§ **Task statement**: Print every entry exactly as written and exclude all images.

§ **Given records**:
--

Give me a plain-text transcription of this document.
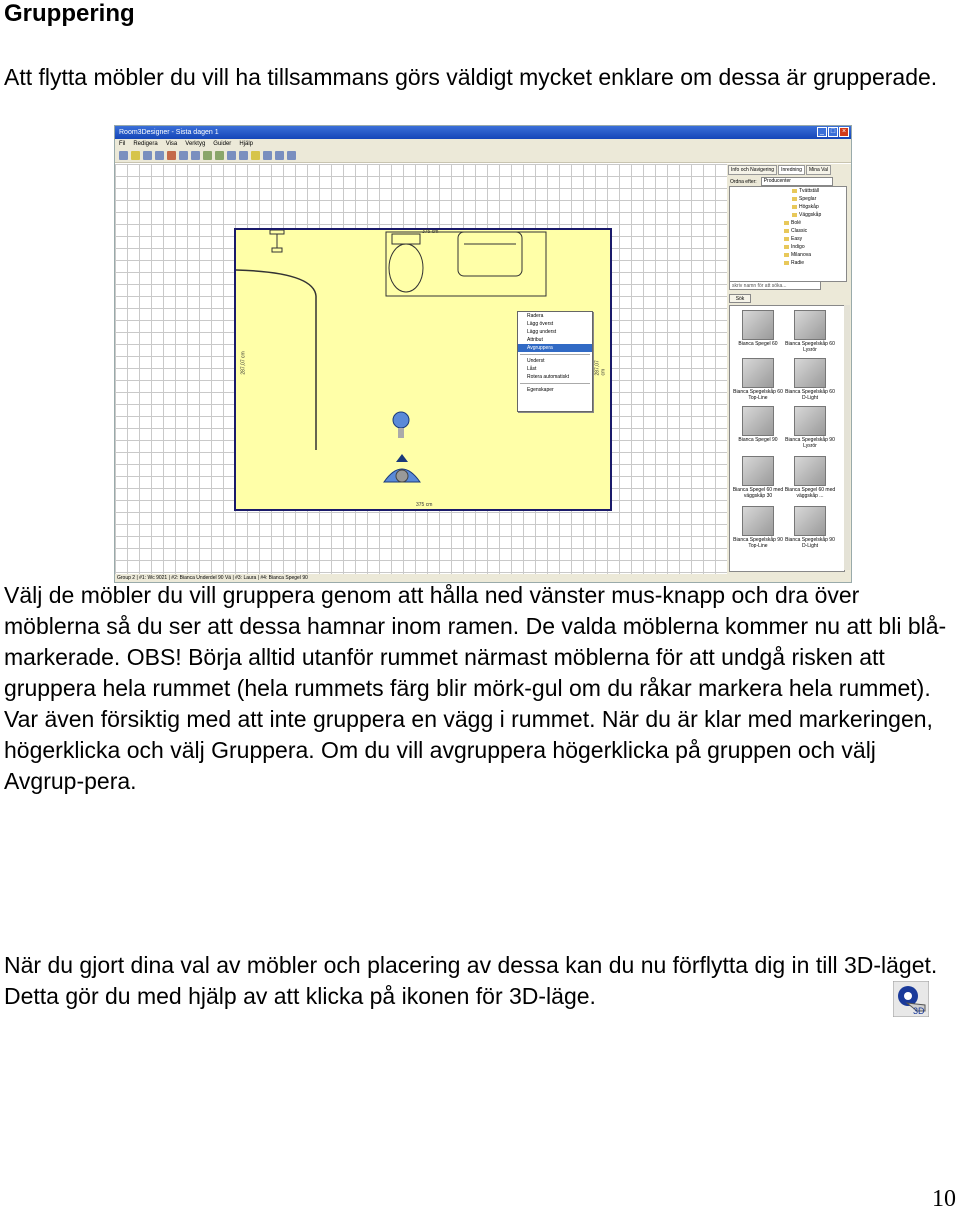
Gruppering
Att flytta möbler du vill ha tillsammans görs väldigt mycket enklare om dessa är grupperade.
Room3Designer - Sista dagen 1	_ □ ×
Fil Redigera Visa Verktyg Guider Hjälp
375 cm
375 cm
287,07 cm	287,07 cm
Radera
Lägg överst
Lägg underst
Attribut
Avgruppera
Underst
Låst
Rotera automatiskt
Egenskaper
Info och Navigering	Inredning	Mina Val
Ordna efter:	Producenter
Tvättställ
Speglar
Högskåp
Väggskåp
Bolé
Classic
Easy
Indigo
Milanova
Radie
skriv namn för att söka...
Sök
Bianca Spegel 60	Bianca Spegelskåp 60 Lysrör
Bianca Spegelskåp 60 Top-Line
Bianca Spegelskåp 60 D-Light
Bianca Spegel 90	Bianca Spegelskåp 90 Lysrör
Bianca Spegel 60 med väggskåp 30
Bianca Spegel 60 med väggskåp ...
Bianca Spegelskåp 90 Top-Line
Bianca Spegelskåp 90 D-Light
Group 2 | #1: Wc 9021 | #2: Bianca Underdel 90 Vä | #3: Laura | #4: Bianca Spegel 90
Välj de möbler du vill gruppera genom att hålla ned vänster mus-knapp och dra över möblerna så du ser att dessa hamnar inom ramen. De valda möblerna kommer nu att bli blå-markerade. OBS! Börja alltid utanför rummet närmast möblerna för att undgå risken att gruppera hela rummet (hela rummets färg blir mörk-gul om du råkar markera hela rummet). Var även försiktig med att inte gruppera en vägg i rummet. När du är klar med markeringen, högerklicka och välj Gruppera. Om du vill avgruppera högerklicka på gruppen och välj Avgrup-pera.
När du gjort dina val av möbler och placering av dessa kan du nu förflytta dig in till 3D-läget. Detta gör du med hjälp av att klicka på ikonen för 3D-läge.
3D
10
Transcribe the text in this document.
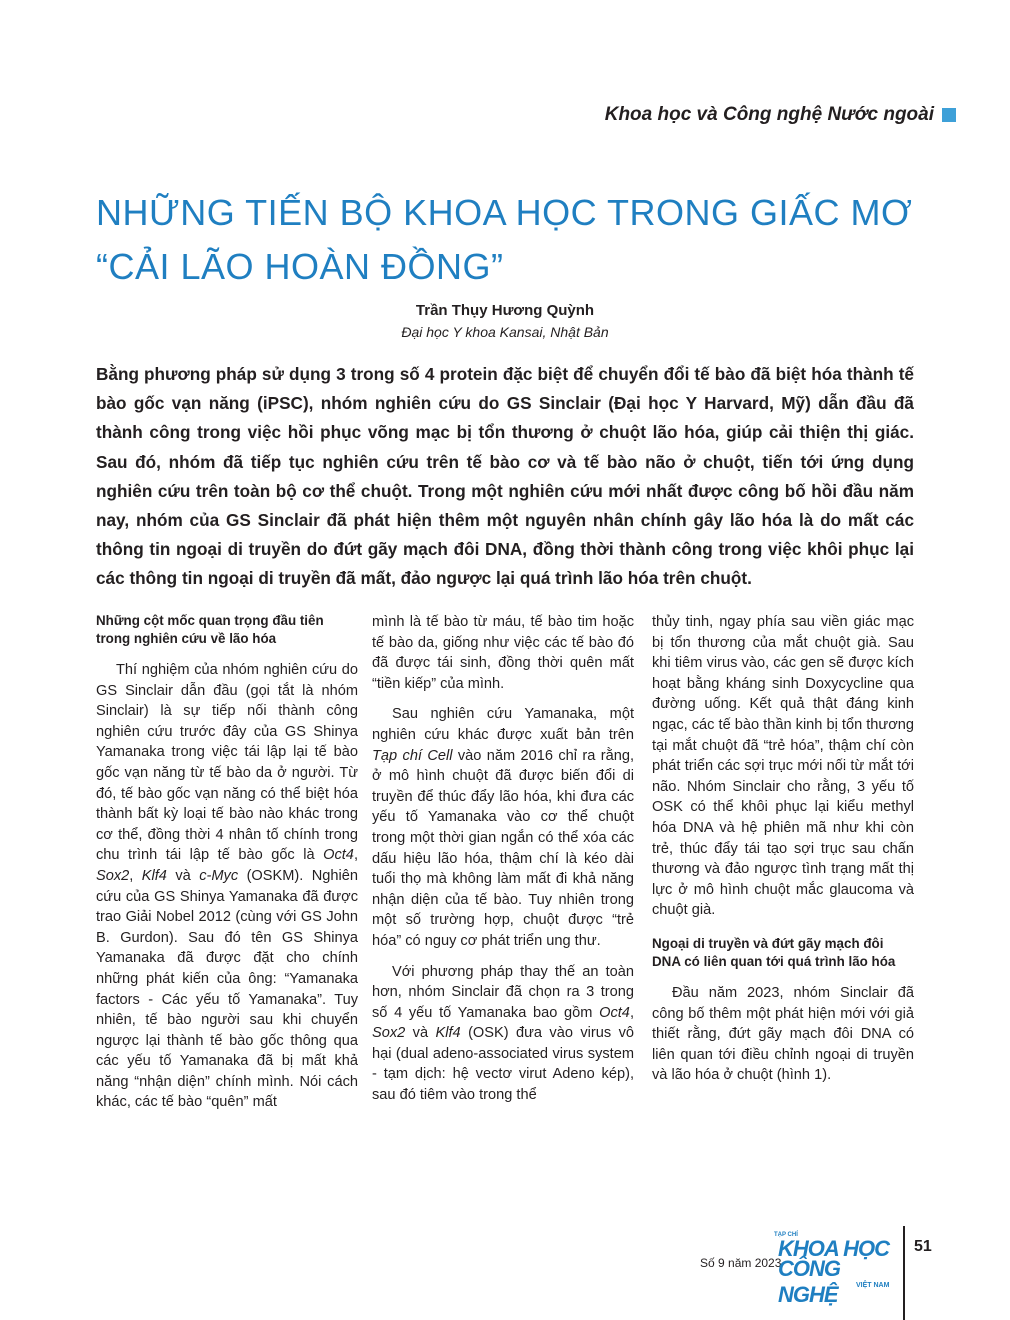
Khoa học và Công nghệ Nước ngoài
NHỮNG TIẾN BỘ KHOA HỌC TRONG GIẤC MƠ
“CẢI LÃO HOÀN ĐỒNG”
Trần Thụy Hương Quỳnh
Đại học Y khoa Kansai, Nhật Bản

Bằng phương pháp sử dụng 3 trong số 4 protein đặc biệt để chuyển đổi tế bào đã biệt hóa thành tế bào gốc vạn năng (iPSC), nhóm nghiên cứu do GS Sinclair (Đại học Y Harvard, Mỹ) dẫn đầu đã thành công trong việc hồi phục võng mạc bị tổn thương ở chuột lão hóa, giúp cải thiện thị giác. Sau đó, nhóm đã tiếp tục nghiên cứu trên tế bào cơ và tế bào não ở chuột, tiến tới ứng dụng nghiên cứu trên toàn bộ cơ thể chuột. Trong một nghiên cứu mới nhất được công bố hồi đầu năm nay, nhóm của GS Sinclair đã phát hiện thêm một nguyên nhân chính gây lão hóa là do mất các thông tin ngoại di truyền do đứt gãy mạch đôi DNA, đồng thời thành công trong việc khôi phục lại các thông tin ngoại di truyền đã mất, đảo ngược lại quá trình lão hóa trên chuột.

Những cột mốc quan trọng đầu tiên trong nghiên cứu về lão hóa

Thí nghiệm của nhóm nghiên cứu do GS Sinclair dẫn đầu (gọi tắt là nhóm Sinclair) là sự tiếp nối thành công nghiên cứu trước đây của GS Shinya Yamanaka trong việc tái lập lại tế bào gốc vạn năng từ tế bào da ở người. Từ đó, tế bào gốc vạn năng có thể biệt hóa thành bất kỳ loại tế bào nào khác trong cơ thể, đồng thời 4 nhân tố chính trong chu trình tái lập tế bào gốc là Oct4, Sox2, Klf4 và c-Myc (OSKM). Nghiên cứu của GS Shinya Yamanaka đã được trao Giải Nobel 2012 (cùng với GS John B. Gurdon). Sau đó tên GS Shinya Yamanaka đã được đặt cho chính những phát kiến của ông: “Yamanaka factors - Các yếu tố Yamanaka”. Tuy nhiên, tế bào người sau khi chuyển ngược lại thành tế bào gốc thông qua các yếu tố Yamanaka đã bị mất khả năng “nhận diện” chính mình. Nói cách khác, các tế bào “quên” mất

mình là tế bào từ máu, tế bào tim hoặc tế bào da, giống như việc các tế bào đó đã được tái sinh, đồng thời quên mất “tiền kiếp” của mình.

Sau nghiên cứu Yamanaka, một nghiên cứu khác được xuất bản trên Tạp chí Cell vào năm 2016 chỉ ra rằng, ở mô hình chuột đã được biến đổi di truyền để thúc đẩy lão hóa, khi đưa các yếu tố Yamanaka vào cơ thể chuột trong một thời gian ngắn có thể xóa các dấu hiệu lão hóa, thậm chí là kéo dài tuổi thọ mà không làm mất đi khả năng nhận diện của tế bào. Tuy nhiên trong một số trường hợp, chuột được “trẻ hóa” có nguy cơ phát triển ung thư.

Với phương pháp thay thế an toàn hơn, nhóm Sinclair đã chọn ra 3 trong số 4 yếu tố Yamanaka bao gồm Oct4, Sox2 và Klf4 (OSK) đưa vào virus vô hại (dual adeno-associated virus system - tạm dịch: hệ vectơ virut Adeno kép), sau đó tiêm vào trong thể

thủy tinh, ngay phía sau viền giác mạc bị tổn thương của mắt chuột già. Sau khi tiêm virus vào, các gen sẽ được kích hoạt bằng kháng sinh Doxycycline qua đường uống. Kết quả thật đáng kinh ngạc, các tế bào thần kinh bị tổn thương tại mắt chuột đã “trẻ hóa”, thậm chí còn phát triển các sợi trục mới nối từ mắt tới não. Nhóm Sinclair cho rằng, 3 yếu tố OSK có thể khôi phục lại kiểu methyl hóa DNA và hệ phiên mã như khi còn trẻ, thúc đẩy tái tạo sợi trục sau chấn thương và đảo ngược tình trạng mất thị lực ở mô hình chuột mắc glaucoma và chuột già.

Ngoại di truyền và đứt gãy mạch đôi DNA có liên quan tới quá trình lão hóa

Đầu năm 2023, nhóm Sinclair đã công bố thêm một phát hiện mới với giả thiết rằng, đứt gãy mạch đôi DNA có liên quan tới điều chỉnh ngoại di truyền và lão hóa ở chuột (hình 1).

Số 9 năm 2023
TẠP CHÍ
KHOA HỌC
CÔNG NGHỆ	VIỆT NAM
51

--

§ **Answer space**:
Give me a plain-text transcription of this document.
Gruppering
Att flytta möbler du vill ha tillsammans görs väldigt mycket enklare om dessa är grupperade.
Room3Designer - Sista dagen 1	_ □ ×
Fil Redigera Visa Verktyg Guider Hjälp
375 cm
375 cm
287,07 cm	287,07 cm
Radera
Lägg överst
Lägg underst
Attribut
Avgruppera
Underst
Låst
Rotera automatiskt
Egenskaper
Info och Navigering	Inredning	Mina Val
Ordna efter:	Producenter
Tvättställ
Speglar
Högskåp
Väggskåp
Bolé
Classic
Easy
Indigo
Milanova
Radie
skriv namn för att söka...
Sök
Bianca Spegel 60	Bianca Spegelskåp 60 Lysrör
Bianca Spegelskåp 60 Top-Line
Bianca Spegelskåp 60 D-Light
Bianca Spegel 90	Bianca Spegelskåp 90 Lysrör
Bianca Spegel 60 med väggskåp 30
Bianca Spegel 60 med väggskåp ...
Bianca Spegelskåp 90 Top-Line
Bianca Spegelskåp 90 D-Light
Group 2 | #1: Wc 9021 | #2: Bianca Underdel 90 Vä | #3: Laura | #4: Bianca Spegel 90
Välj de möbler du vill gruppera genom att hålla ned vänster mus-knapp och dra över möblerna så du ser att dessa hamnar inom ramen. De valda möblerna kommer nu att bli blå-markerade. OBS! Börja alltid utanför rummet närmast möblerna för att undgå risken att gruppera hela rummet (hela rummets färg blir mörk-gul om du råkar markera hela rummet). Var även försiktig med att inte gruppera en vägg i rummet. När du är klar med markeringen, högerklicka och välj Gruppera. Om du vill avgruppera högerklicka på gruppen och välj Avgrup-pera.
När du gjort dina val av möbler och placering av dessa kan du nu förflytta dig in till 3D-läget. Detta gör du med hjälp av att klicka på ikonen för 3D-läge.
3D
10
Transcribe the text in this document.
Khoa học và Công nghệ Nước ngoài
NHỮNG TIẾN BỘ KHOA HỌC TRONG GIẤC MƠ
“CẢI LÃO HOÀN ĐỒNG”
Trần Thụy Hương Quỳnh
Đại học Y khoa Kansai, Nhật Bản

Bằng phương pháp sử dụng 3 trong số 4 protein đặc biệt để chuyển đổi tế bào đã biệt hóa thành tế bào gốc vạn năng (iPSC), nhóm nghiên cứu do GS Sinclair (Đại học Y Harvard, Mỹ) dẫn đầu đã thành công trong việc hồi phục võng mạc bị tổn thương ở chuột lão hóa, giúp cải thiện thị giác. Sau đó, nhóm đã tiếp tục nghiên cứu trên tế bào cơ và tế bào não ở chuột, tiến tới ứng dụng nghiên cứu trên toàn bộ cơ thể chuột. Trong một nghiên cứu mới nhất được công bố hồi đầu năm nay, nhóm của GS Sinclair đã phát hiện thêm một nguyên nhân chính gây lão hóa là do mất các thông tin ngoại di truyền do đứt gãy mạch đôi DNA, đồng thời thành công trong việc khôi phục lại các thông tin ngoại di truyền đã mất, đảo ngược lại quá trình lão hóa trên chuột.

Những cột mốc quan trọng đầu tiên trong nghiên cứu về lão hóa

Thí nghiệm của nhóm nghiên cứu do GS Sinclair dẫn đầu (gọi tắt là nhóm Sinclair) là sự tiếp nối thành công nghiên cứu trước đây của GS Shinya Yamanaka trong việc tái lập lại tế bào gốc vạn năng từ tế bào da ở người. Từ đó, tế bào gốc vạn năng có thể biệt hóa thành bất kỳ loại tế bào nào khác trong cơ thể, đồng thời 4 nhân tố chính trong chu trình tái lập tế bào gốc là Oct4, Sox2, Klf4 và c-Myc (OSKM). Nghiên cứu của GS Shinya Yamanaka đã được trao Giải Nobel 2012 (cùng với GS John B. Gurdon). Sau đó tên GS Shinya Yamanaka đã được đặt cho chính những phát kiến của ông: “Yamanaka factors - Các yếu tố Yamanaka”. Tuy nhiên, tế bào người sau khi chuyển ngược lại thành tế bào gốc thông qua các yếu tố Yamanaka đã bị mất khả năng “nhận diện” chính mình. Nói cách khác, các tế bào “quên” mất

mình là tế bào từ máu, tế bào tim hoặc tế bào da, giống như việc các tế bào đó đã được tái sinh, đồng thời quên mất “tiền kiếp” của mình.

Sau nghiên cứu Yamanaka, một nghiên cứu khác được xuất bản trên Tạp chí Cell vào năm 2016 chỉ ra rằng, ở mô hình chuột đã được biến đổi di truyền để thúc đẩy lão hóa, khi đưa các yếu tố Yamanaka vào cơ thể chuột trong một thời gian ngắn có thể xóa các dấu hiệu lão hóa, thậm chí là kéo dài tuổi thọ mà không làm mất đi khả năng nhận diện của tế bào. Tuy nhiên trong một số trường hợp, chuột được “trẻ hóa” có nguy cơ phát triển ung thư.

Với phương pháp thay thế an toàn hơn, nhóm Sinclair đã chọn ra 3 trong số 4 yếu tố Yamanaka bao gồm Oct4, Sox2 và Klf4 (OSK) đưa vào virus vô hại (dual adeno-associated virus system - tạm dịch: hệ vectơ virut Adeno kép), sau đó tiêm vào trong thể

thủy tinh, ngay phía sau viền giác mạc bị tổn thương của mắt chuột già. Sau khi tiêm virus vào, các gen sẽ được kích hoạt bằng kháng sinh Doxycycline qua đường uống. Kết quả thật đáng kinh ngạc, các tế bào thần kinh bị tổn thương tại mắt chuột đã “trẻ hóa”, thậm chí còn phát triển các sợi trục mới nối từ mắt tới não. Nhóm Sinclair cho rằng, 3 yếu tố OSK có thể khôi phục lại kiểu methyl hóa DNA và hệ phiên mã như khi còn trẻ, thúc đẩy tái tạo sợi trục sau chấn thương và đảo ngược tình trạng mất thị lực ở mô hình chuột mắc glaucoma và chuột già.

Ngoại di truyền và đứt gãy mạch đôi DNA có liên quan tới quá trình lão hóa

Đầu năm 2023, nhóm Sinclair đã công bố thêm một phát hiện mới với giả thiết rằng, đứt gãy mạch đôi DNA có liên quan tới điều chỉnh ngoại di truyền và lão hóa ở chuột (hình 1).

Số 9 năm 2023
TẠP CHÍ
KHOA HỌC
CÔNG NGHỆ	VIỆT NAM
51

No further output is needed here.